**Input rows:**
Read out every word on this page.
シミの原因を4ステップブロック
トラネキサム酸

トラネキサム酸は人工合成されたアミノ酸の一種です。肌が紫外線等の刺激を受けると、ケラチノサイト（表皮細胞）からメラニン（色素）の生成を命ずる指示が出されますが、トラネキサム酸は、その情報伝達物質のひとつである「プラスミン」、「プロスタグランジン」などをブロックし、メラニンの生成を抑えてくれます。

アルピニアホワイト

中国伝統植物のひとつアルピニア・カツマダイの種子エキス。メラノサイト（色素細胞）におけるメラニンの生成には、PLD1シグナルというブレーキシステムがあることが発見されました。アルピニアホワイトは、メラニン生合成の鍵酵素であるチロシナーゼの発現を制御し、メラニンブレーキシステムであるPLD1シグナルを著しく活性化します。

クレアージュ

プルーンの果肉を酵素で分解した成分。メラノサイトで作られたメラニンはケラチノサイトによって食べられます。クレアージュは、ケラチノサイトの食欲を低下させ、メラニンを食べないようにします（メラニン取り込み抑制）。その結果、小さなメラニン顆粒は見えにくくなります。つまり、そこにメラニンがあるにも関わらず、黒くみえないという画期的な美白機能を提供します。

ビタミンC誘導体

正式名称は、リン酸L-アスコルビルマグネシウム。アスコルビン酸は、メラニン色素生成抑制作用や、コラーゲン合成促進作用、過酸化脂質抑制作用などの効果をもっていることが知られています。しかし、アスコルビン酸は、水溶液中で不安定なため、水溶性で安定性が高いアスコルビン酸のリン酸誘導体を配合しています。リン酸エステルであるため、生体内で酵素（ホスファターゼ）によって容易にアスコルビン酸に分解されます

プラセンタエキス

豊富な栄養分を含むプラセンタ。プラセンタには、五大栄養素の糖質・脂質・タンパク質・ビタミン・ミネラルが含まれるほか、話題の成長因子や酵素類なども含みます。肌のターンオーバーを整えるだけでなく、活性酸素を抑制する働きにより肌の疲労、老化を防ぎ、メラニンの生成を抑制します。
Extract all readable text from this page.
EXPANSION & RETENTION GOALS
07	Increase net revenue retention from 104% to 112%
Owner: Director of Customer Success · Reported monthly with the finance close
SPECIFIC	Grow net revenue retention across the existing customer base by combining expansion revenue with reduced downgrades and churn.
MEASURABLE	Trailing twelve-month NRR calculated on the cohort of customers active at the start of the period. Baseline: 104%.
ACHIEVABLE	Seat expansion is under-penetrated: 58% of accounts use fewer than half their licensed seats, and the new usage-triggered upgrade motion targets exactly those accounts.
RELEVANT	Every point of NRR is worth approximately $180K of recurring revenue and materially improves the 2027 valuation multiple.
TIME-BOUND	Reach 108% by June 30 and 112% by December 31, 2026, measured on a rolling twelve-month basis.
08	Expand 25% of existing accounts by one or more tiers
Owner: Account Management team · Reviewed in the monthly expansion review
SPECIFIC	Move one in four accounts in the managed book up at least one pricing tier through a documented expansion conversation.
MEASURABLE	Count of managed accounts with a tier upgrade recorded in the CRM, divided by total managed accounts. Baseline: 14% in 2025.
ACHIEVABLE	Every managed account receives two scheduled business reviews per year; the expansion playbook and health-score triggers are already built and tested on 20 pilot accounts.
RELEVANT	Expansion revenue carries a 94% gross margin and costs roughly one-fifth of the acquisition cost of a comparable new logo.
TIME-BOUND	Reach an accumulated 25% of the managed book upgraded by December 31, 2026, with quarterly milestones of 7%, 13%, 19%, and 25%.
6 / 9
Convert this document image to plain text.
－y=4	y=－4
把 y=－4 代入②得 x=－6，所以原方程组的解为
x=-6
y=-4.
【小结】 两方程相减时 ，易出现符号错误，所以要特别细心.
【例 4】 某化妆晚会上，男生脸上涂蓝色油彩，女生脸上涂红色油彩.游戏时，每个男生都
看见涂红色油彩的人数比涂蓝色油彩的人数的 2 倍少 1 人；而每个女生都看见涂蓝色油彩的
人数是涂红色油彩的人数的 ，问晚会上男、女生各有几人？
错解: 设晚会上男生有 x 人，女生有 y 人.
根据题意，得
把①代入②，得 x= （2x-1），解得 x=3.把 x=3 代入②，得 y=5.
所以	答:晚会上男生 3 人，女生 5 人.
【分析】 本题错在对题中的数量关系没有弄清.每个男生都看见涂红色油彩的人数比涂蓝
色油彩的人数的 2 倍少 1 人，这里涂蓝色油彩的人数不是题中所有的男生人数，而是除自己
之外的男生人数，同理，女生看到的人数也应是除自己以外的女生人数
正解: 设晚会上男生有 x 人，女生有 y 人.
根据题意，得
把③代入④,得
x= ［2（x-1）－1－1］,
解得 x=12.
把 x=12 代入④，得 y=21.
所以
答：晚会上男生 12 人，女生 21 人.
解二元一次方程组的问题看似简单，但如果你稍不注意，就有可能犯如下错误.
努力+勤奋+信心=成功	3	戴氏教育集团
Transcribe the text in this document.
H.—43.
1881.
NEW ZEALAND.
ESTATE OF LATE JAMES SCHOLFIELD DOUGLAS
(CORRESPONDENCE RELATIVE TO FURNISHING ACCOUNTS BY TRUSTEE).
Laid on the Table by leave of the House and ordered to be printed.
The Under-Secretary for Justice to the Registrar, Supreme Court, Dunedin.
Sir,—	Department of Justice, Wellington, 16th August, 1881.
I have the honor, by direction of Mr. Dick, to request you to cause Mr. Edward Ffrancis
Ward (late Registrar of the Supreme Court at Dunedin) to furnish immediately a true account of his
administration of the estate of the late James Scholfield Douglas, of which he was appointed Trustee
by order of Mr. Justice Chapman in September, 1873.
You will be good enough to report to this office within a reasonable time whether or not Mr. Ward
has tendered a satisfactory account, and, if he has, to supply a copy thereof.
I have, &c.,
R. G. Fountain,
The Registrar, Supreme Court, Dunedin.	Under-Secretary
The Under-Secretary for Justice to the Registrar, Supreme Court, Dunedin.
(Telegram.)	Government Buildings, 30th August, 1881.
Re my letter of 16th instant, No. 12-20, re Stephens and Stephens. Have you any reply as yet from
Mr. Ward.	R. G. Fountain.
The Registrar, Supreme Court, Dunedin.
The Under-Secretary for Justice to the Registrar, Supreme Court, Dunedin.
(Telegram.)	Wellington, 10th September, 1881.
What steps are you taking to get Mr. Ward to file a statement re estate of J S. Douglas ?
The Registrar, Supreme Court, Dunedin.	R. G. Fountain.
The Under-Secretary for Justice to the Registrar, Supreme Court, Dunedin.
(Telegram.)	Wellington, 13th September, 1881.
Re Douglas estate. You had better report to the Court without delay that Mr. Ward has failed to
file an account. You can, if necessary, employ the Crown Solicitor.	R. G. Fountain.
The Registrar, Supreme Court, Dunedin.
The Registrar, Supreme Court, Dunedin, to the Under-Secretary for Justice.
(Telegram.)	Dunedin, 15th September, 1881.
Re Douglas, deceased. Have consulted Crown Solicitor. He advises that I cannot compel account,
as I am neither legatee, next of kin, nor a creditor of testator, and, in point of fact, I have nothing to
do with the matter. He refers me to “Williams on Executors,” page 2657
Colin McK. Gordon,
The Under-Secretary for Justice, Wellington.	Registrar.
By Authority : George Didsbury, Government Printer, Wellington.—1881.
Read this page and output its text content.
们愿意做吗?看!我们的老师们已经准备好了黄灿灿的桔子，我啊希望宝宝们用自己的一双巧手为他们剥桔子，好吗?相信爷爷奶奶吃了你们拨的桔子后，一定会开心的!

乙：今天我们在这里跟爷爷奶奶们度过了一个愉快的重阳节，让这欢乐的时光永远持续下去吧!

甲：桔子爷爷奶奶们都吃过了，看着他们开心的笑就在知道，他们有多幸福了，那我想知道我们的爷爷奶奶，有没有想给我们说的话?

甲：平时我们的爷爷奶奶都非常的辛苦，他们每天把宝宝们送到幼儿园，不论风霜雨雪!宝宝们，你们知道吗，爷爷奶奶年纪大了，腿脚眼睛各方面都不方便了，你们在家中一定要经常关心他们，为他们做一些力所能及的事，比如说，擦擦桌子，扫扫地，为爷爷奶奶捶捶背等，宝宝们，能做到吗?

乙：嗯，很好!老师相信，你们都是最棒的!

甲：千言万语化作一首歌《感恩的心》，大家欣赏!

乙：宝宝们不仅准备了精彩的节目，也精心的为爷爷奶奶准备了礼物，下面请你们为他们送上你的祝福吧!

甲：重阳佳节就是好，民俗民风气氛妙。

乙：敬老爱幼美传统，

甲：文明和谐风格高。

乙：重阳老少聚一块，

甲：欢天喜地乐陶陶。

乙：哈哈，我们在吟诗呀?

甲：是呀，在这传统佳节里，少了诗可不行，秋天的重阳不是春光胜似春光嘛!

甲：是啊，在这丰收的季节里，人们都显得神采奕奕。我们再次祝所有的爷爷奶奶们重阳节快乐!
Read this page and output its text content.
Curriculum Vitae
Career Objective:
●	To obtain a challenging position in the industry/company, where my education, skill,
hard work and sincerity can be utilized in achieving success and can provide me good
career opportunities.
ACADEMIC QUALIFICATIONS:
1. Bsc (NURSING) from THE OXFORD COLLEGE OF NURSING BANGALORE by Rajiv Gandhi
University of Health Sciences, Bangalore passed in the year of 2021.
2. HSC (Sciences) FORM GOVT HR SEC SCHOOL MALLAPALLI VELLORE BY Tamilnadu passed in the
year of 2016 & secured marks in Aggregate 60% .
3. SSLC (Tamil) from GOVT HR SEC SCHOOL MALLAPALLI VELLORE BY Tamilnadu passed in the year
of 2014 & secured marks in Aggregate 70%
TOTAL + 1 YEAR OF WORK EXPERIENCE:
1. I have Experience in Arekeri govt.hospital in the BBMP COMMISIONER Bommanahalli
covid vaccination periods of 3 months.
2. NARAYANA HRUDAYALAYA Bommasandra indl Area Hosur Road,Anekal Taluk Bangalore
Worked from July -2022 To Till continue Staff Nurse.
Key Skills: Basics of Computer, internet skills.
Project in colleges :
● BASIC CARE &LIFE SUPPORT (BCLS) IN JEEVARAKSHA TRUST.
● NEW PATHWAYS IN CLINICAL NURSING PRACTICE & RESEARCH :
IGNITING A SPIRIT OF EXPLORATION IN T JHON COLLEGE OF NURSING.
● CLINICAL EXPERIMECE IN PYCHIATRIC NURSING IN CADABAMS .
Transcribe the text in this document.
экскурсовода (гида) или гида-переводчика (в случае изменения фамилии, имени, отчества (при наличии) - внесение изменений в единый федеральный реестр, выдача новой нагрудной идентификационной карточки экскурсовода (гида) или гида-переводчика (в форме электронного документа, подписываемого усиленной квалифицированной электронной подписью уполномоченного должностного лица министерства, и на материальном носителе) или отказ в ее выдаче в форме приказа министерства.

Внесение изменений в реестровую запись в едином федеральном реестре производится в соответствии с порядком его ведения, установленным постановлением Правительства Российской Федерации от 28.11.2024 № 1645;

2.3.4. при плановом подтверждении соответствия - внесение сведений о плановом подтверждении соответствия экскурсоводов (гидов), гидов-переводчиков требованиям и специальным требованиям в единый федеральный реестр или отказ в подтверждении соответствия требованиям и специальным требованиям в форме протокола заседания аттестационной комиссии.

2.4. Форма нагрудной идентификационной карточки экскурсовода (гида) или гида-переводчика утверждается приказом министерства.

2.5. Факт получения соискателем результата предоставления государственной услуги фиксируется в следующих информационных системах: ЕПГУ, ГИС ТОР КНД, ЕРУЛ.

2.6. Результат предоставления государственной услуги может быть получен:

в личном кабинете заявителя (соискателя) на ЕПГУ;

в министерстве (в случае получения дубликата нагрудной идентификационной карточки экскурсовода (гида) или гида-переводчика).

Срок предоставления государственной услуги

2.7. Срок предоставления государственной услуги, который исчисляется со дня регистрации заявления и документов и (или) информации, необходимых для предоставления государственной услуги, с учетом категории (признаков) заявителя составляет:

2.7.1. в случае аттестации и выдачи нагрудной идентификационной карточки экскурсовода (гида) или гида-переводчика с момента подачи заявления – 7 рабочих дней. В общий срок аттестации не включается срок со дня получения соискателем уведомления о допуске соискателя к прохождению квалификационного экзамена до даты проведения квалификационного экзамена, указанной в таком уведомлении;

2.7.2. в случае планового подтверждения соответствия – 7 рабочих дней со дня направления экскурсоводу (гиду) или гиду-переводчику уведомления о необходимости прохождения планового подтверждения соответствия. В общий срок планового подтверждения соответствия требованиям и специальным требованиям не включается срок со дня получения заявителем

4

**Exercise details:**
Find each line holding "NURSING". Copy it out.

**Final answer:**
1. Bsc (NURSING) from THE OXFORD COLLEGE OF NURSING BANGALORE by Rajiv Gandhi
● NEW PATHWAYS IN CLINICAL NURSING PRACTICE & RESEARCH :
IGNITING A SPIRIT OF EXPLORATION IN T JHON COLLEGE OF NURSING.
● CLINICAL EXPERIMECE IN PYCHIATRIC NURSING IN CADABAMS .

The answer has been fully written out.